### Directions
Copy out the entries below in full and exactly.

### Source records
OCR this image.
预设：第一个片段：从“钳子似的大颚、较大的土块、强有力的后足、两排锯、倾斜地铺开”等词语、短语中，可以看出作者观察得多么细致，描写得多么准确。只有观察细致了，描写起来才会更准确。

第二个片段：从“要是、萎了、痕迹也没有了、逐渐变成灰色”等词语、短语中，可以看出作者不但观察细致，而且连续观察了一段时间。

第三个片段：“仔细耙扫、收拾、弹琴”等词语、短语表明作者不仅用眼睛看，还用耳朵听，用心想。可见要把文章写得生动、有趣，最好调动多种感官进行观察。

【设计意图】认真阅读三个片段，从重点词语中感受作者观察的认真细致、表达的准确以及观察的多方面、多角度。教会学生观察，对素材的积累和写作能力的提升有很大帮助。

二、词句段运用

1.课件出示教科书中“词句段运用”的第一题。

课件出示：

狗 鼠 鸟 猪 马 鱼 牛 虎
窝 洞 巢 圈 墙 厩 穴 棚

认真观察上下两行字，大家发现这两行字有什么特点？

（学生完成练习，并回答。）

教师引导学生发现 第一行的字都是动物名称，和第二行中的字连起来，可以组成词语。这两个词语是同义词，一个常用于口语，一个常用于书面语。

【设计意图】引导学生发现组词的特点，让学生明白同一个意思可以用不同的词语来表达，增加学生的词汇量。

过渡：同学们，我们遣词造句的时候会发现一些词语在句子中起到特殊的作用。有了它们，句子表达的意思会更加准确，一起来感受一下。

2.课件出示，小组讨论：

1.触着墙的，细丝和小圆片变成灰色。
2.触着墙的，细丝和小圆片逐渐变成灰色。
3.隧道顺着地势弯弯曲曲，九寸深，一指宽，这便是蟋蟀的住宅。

### Solution to this task
OCR this image.
预设：第一个片段：从“钳子似的大颚、较大的土块、强有力的后足、两排锯、倾斜地铺开”等词语、短语中，可以看出作者观察得多么细致，描写得多么准确。只有观察细致了，描写起来才会更准确。

第二个片段：从“要是、萎了、痕迹也没有了、逐渐变成灰色”等词语、短语中，可以看出作者不但观察细致，而且连续观察了一段时间。

第三个片段：“仔细耙扫、收拾、弹琴”等词语、短语表明作者不仅用眼睛看，还用耳朵听，用心想。可见要把文章写得生动、有趣，最好调动多种感官进行观察。

【设计意图】认真阅读三个片段，从重点词语中感受作者观察的认真细致、表达的准确以及观察的多方面、多角度。教会学生观察，对素材的积累和写作能力的提升有很大帮助。

二、词句段运用

1.课件出示教科书中“词句段运用”的第一题。

课件出示：

狗 鼠 鸟 猪 马 鱼 牛 虎
窝 洞 巢 圈 墙 厩 穴 棚

认真观察上下两行字，大家发现这两行字有什么特点？

（学生完成练习，并回答。）

教师引导学生发现 第一行的字都是动物名称，和第二行中的字连起来，可以组成词语。这两个词语是同义词，一个常用于口语，一个常用于书面语。

【设计意图】引导学生发现组词的特点，让学生明白同一个意思可以用不同的词语来表达，增加学生的词汇量。

过渡：同学们，我们遣词造句的时候会发现一些词语在句子中起到特殊的作用。有了它们，句子表达的意思会更加准确，一起来感受一下。

2.课件出示，小组讨论：

1.触着墙的，细丝和小圆片变成灰色。
2.触着墙的，细丝和小圆片逐渐变成灰色。
3.隧道顺着地势弯弯曲曲，九寸深，一指宽，这便是蟋蟀的住宅。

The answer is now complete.